WHAT TO DO =
Wherever the string "true" appears in a line, extract that line.
## BEGIN INFORMATION PROVIDED
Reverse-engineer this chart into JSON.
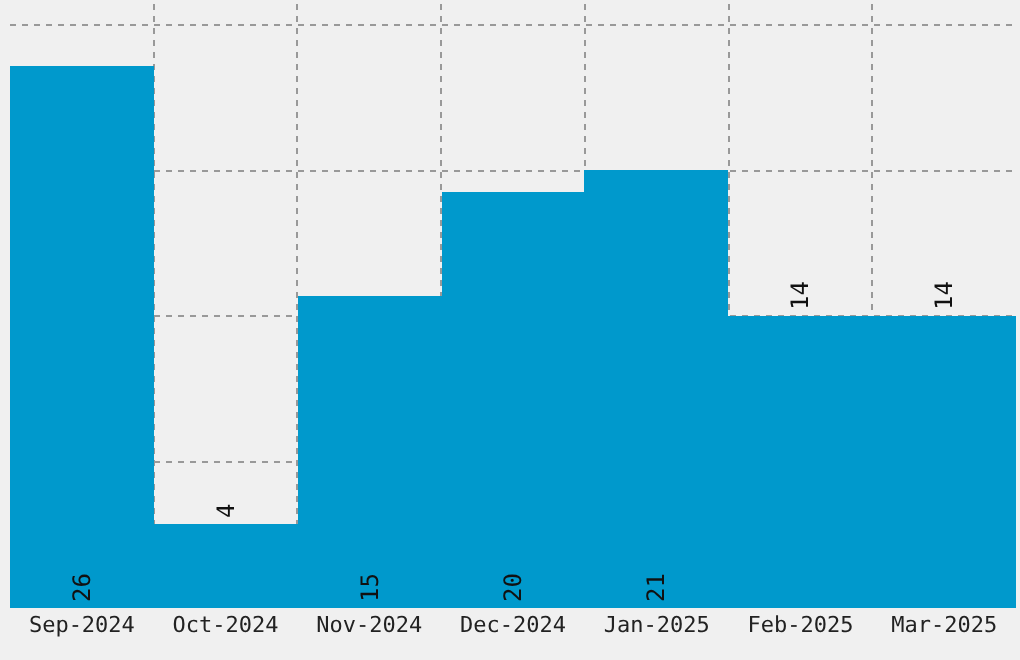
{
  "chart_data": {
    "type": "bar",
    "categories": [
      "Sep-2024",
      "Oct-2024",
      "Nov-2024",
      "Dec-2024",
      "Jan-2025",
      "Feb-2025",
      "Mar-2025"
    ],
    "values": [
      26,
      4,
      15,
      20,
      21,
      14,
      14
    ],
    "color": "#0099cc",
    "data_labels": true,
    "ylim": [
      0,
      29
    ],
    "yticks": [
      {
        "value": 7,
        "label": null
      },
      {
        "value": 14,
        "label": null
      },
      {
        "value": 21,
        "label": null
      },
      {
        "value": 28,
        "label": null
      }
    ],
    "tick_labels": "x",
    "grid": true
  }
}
## END INFORMATION PROVIDED
## BEGIN INFORMATION PROVIDED
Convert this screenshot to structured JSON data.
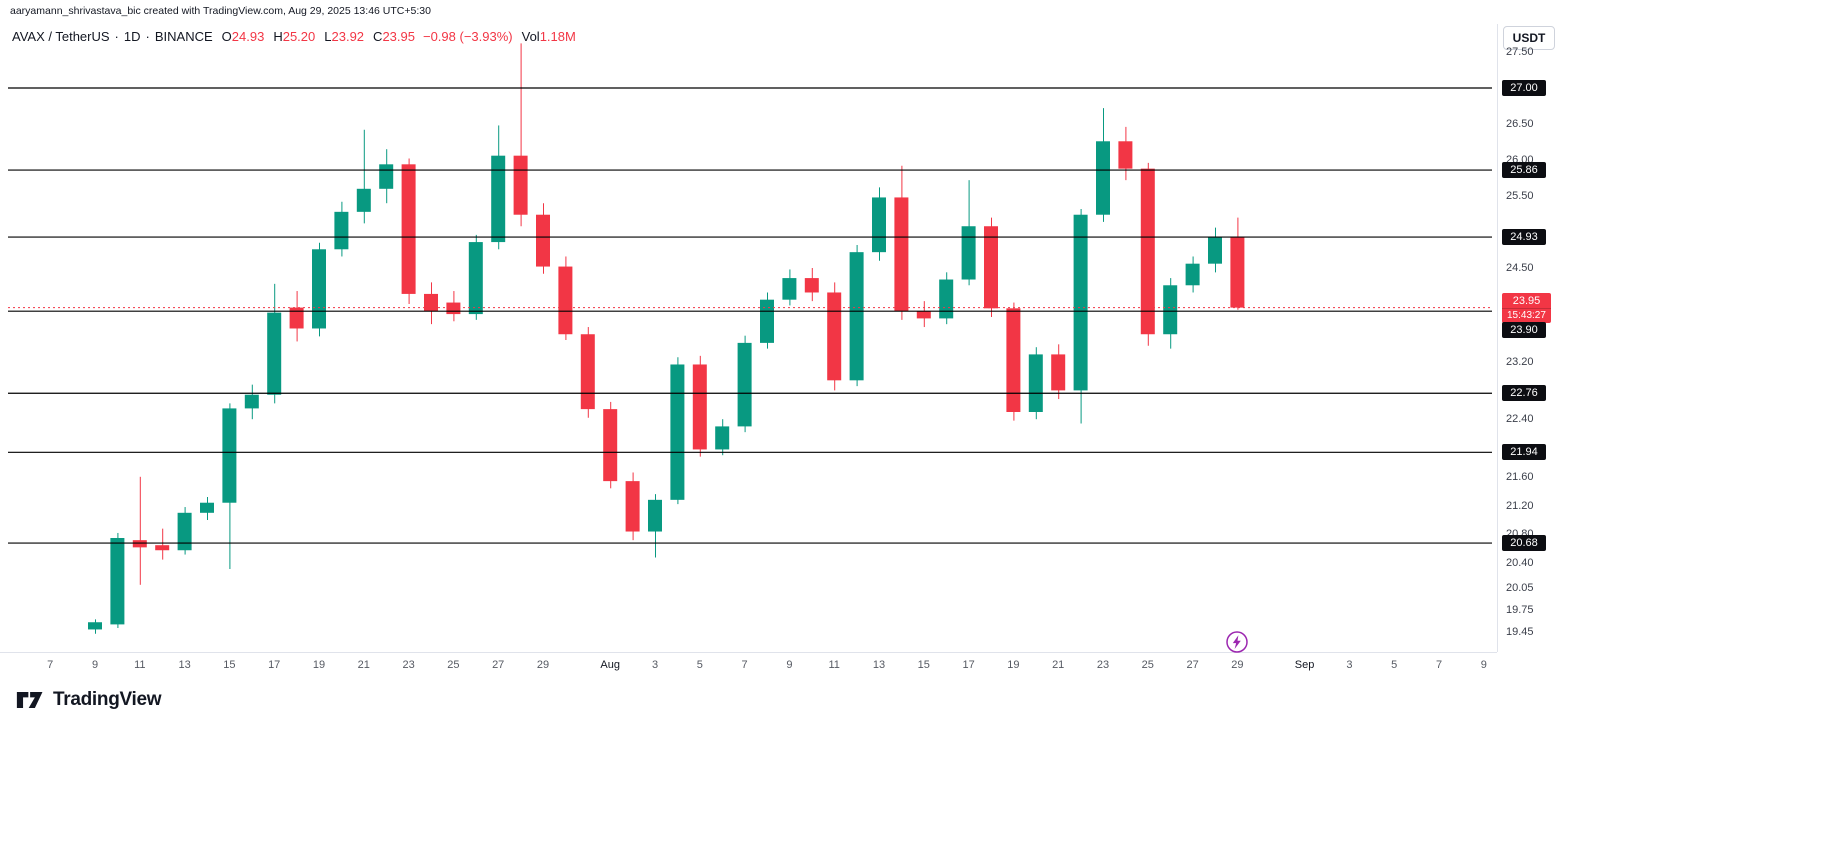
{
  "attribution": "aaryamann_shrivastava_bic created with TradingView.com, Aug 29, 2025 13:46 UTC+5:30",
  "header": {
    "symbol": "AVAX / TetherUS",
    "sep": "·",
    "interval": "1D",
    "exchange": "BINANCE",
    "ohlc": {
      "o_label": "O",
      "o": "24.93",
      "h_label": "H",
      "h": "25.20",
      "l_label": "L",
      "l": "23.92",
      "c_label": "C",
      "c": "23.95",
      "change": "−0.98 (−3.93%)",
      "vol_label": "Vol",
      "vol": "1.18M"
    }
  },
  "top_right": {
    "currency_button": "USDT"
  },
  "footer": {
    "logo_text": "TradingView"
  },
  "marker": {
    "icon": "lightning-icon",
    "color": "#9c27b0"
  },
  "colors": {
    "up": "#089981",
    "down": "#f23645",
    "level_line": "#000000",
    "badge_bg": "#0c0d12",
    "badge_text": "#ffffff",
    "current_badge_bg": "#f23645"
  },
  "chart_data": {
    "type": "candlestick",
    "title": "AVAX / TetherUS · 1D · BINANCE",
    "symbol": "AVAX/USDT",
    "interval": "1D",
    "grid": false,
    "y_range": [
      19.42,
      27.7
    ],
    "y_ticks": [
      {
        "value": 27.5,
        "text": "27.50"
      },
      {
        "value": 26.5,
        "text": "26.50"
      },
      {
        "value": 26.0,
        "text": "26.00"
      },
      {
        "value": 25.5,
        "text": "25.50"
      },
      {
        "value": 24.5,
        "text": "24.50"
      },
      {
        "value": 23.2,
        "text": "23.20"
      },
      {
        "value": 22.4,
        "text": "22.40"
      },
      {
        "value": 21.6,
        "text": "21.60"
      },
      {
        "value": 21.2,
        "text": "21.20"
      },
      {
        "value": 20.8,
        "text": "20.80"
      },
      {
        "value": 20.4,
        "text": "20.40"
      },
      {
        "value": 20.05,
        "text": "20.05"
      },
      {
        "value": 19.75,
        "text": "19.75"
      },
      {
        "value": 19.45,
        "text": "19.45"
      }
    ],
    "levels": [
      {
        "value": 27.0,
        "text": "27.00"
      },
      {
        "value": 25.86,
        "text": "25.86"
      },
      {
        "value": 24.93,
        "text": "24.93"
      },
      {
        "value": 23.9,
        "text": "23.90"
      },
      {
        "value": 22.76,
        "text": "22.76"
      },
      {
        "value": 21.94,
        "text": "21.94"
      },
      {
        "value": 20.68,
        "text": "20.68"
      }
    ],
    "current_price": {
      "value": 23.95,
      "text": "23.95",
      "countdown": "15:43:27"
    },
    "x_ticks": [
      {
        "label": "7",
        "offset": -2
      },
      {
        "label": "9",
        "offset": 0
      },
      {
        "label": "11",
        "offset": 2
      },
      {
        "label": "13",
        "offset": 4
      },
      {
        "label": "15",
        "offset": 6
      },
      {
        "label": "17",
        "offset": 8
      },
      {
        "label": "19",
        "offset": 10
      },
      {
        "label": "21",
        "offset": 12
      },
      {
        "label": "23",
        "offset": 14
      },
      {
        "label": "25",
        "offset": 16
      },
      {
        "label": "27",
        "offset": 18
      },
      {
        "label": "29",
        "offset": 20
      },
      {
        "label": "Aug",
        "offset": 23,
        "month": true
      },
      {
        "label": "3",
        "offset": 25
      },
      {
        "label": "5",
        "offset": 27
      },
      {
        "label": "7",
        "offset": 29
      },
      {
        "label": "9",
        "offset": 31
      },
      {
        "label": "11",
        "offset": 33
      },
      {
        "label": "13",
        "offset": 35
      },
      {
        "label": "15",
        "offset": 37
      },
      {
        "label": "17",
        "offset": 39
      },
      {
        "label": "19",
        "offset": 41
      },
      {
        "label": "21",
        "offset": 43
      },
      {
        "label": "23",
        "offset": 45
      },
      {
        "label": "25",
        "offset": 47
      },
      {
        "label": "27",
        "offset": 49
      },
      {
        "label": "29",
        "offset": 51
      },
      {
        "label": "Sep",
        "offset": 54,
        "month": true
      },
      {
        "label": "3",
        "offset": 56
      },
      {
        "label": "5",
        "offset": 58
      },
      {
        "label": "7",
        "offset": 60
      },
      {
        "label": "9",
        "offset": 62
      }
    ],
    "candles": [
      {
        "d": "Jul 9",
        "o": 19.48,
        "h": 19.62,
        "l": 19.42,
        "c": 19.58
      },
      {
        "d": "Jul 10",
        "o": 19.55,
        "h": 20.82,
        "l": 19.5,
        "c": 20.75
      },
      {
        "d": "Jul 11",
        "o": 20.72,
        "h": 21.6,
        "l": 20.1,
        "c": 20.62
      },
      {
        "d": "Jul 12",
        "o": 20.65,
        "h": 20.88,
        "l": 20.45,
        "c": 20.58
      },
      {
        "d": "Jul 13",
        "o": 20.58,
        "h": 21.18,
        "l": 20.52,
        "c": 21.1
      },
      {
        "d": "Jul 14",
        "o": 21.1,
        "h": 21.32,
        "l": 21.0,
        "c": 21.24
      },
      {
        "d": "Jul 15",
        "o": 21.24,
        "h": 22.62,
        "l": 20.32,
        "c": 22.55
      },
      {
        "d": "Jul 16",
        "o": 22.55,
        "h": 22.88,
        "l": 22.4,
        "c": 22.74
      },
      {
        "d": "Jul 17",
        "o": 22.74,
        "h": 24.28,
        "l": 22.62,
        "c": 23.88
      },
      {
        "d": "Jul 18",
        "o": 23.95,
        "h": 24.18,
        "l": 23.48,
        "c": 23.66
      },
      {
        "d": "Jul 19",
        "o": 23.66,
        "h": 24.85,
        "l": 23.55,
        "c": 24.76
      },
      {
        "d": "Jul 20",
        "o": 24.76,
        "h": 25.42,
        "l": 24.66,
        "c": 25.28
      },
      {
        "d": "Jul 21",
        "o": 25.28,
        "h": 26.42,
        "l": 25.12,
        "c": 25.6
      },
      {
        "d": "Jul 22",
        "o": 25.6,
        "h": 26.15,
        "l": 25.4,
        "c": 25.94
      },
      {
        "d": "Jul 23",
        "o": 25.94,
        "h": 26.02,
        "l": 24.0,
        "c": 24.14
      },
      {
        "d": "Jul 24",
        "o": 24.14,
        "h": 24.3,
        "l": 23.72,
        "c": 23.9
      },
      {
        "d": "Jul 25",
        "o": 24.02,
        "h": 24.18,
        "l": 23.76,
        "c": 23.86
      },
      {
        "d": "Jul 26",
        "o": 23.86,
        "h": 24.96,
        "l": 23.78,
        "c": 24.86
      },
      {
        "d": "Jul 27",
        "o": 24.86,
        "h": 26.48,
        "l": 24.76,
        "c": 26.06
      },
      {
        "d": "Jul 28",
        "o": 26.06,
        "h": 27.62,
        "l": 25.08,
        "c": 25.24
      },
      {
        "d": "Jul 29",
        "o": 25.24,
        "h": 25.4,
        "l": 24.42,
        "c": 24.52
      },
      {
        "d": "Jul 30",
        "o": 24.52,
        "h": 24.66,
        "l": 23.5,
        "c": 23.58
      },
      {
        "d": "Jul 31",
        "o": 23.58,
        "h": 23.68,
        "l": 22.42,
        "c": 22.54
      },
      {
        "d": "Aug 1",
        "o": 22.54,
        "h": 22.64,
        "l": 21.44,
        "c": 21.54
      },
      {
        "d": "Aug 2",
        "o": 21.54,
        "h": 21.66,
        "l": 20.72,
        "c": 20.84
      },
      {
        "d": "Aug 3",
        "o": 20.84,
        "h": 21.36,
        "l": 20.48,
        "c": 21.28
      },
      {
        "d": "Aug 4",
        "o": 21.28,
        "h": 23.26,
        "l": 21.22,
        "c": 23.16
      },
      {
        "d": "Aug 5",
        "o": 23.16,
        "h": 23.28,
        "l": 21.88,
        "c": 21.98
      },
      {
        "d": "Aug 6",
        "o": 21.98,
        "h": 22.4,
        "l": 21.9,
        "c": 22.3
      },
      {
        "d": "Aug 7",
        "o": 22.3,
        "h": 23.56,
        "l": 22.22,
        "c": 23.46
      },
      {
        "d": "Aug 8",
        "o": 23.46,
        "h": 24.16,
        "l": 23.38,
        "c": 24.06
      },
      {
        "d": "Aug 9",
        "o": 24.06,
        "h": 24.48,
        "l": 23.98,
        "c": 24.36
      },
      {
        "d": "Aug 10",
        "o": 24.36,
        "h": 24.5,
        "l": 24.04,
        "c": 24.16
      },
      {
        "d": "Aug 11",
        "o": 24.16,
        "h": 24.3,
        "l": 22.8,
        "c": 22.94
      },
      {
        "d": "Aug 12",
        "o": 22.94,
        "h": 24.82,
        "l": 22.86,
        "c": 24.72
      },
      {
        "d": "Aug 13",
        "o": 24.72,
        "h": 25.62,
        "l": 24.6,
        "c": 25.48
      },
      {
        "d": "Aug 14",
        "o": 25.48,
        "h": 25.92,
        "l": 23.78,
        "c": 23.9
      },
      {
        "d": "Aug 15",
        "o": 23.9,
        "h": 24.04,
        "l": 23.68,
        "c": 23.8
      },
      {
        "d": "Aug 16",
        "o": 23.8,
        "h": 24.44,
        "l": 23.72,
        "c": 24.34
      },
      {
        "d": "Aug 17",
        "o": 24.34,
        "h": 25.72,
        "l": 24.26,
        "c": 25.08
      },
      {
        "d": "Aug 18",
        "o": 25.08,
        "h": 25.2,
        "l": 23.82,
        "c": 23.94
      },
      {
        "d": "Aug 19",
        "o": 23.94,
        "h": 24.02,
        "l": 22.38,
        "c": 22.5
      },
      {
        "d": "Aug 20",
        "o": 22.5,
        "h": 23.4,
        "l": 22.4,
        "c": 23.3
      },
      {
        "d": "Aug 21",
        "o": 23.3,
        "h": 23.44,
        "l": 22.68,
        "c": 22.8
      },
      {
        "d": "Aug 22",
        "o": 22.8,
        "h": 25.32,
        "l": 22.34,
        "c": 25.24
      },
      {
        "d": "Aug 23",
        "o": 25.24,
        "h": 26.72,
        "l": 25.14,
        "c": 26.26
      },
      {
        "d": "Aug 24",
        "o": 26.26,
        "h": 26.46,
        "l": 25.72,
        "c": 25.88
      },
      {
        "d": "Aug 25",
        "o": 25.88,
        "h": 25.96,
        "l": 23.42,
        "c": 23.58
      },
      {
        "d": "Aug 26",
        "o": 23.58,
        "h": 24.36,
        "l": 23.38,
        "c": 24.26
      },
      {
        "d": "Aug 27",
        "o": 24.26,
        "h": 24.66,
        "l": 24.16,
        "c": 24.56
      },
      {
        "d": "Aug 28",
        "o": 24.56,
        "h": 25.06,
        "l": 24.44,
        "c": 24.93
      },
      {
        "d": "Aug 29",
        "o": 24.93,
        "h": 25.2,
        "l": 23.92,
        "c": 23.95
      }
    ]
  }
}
## END INFORMATION PROVIDED
## BEGIN INFORMATION PROVIDED
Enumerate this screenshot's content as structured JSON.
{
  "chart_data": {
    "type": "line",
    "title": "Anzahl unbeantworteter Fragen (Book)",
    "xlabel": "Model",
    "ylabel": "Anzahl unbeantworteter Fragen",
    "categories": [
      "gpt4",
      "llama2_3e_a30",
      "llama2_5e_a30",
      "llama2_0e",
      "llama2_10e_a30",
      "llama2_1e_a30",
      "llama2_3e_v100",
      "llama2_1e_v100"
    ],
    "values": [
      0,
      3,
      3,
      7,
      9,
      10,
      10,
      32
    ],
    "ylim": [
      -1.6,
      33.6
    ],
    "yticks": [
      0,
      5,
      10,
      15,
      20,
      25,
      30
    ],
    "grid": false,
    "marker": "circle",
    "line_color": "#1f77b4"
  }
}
## END INFORMATION PROVIDED
WORKED SOLUTION =
    "data_labels": true,
    "grid": true
        "month": true
        "month": true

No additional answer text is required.